# Raw data start

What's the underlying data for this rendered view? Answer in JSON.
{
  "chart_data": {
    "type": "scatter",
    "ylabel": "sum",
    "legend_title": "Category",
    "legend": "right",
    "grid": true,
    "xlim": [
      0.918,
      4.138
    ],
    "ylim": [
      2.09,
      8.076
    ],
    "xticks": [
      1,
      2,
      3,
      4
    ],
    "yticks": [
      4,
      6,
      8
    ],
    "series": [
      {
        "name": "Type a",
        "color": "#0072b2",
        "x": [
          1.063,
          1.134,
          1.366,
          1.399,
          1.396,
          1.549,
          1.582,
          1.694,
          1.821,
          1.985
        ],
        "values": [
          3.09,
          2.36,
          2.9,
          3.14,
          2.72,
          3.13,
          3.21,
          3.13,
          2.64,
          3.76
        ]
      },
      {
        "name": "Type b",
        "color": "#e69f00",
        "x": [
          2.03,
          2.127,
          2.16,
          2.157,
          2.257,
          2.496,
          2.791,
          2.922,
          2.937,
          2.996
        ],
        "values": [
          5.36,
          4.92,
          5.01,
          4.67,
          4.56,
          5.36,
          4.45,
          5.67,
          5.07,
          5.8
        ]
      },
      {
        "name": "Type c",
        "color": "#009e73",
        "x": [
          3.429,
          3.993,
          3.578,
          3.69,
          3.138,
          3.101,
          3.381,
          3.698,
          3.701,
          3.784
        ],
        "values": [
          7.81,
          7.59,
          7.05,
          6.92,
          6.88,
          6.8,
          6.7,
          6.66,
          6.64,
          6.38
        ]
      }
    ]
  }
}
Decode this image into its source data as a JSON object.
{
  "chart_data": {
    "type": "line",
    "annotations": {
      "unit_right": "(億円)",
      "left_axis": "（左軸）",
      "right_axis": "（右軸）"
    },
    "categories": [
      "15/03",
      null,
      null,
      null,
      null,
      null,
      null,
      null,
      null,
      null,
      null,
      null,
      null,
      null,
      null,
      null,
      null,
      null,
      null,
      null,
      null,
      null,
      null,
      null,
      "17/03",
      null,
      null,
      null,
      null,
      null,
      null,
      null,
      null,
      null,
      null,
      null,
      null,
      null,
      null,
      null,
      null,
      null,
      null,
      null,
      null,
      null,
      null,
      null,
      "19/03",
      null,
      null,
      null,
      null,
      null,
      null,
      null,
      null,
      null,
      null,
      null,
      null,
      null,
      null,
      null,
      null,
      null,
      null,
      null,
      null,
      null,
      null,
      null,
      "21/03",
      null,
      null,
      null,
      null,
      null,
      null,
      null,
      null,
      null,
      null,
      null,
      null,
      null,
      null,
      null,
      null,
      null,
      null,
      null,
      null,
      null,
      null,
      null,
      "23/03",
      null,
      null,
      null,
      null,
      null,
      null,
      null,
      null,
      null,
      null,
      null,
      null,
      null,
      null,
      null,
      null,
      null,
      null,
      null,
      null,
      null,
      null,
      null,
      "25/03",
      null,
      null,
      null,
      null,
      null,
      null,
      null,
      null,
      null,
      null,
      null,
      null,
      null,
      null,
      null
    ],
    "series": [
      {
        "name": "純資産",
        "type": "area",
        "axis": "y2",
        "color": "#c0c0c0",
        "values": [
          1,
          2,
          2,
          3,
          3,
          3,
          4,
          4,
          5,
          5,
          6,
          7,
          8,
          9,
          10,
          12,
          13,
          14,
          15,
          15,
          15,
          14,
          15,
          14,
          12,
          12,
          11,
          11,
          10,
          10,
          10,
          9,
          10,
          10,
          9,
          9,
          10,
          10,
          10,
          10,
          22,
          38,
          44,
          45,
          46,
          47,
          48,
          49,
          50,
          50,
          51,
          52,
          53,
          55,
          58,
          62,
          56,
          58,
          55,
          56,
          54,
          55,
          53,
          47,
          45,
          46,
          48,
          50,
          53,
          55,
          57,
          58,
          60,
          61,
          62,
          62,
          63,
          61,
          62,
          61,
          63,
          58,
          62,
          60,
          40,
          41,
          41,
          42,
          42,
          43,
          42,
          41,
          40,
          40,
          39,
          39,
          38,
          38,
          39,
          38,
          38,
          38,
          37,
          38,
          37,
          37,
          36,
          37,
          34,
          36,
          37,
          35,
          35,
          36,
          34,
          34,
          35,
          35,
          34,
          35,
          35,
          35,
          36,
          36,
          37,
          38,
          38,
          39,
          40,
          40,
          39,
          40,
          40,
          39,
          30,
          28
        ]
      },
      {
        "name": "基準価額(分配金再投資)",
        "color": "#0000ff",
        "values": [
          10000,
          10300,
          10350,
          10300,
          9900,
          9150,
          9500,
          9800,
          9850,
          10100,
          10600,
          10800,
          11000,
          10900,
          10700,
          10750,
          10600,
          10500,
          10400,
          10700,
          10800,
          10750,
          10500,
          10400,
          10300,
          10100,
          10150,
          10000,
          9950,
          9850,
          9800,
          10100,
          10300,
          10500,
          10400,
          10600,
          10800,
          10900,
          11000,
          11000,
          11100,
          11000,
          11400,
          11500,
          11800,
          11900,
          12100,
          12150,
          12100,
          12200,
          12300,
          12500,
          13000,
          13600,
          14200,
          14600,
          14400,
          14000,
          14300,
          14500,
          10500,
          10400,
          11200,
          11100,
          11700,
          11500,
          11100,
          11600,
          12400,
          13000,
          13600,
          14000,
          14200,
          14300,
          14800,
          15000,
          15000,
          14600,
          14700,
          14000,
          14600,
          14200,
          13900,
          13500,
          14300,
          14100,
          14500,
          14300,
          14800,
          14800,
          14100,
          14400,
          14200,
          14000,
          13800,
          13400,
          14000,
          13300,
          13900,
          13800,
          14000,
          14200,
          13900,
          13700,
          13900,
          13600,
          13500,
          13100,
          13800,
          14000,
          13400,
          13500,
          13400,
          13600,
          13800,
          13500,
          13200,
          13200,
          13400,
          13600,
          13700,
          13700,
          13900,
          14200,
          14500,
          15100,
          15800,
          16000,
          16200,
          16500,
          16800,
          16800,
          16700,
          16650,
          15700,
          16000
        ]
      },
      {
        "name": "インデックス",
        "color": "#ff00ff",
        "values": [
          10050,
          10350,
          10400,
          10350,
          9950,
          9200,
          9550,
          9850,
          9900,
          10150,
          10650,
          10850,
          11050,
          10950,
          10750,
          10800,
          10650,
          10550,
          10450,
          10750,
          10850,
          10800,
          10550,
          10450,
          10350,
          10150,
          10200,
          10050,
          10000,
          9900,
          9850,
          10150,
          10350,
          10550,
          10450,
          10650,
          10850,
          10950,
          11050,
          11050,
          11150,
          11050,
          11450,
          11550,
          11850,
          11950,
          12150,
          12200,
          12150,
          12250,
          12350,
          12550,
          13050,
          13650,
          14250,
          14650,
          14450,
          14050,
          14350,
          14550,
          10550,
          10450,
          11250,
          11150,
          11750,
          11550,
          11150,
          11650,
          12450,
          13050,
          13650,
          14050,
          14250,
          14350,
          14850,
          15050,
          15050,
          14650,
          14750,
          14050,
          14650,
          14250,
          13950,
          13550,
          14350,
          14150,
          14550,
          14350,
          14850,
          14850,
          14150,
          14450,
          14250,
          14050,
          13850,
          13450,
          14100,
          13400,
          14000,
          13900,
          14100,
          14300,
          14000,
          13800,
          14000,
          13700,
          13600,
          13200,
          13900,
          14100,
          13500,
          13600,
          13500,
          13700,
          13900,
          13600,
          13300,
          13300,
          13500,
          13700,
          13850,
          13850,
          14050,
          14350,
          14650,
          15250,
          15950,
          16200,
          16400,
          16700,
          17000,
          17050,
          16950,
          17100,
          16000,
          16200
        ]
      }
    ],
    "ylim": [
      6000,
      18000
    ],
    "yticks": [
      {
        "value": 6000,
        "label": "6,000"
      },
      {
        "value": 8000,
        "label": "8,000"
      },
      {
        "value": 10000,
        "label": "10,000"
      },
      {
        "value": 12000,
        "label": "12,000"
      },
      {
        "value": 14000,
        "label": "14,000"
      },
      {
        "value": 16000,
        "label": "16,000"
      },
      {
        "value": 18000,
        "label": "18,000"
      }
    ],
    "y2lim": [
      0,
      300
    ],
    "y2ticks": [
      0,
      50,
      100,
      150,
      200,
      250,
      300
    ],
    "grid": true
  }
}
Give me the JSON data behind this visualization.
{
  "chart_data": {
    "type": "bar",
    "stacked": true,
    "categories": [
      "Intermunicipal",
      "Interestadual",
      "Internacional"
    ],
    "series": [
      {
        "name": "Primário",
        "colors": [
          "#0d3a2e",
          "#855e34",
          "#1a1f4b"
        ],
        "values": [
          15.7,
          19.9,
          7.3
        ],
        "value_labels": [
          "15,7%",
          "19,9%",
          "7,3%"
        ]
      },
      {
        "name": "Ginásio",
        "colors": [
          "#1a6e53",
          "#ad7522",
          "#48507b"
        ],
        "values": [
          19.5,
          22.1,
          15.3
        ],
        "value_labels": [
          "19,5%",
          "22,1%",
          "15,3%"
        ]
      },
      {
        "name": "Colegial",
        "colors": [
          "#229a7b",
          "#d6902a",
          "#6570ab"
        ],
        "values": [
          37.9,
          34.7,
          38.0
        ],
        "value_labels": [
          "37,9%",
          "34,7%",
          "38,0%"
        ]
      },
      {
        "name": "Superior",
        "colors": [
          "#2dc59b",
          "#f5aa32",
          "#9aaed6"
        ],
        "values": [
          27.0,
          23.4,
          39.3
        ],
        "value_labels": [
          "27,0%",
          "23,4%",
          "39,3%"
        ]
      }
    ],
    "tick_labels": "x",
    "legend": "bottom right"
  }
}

# Raw data end

*Short task*:
Extract the closing run of lines, starting with the one containing "Give me the" and ending at the last, exactly as written.

*Task output*:
Give me the JSON data behind this visualization.
{
  "chart_data": {
    "type": "bar",
    "stacked": true,
    "categories": [
      "Intermunicipal",
      "Interestadual",
      "Internacional"
    ],
    "series": [
      {
        "name": "Primário",
        "colors": [
          "#0d3a2e",
          "#855e34",
          "#1a1f4b"
        ],
        "values": [
          15.7,
          19.9,
          7.3
        ],
        "value_labels": [
          "15,7%",
          "19,9%",
          "7,3%"
        ]
      },
      {
        "name": "Ginásio",
        "colors": [
          "#1a6e53",
          "#ad7522",
          "#48507b"
        ],
        "values": [
          19.5,
          22.1,
          15.3
        ],
        "value_labels": [
          "19,5%",
          "22,1%",
          "15,3%"
        ]
      },
      {
        "name": "Colegial",
        "colors": [
          "#229a7b",
          "#d6902a",
          "#6570ab"
        ],
        "values": [
          37.9,
          34.7,
          38.0
        ],
        "value_labels": [
          "37,9%",
          "34,7%",
          "38,0%"
        ]
      },
      {
        "name": "Superior",
        "colors": [
          "#2dc59b",
          "#f5aa32",
          "#9aaed6"
        ],
        "values": [
          27.0,
          23.4,
          39.3
        ],
        "value_labels": [
          "27,0%",
          "23,4%",
          "39,3%"
        ]
      }
    ],
    "tick_labels": "x",
    "legend": "bottom right"
  }
}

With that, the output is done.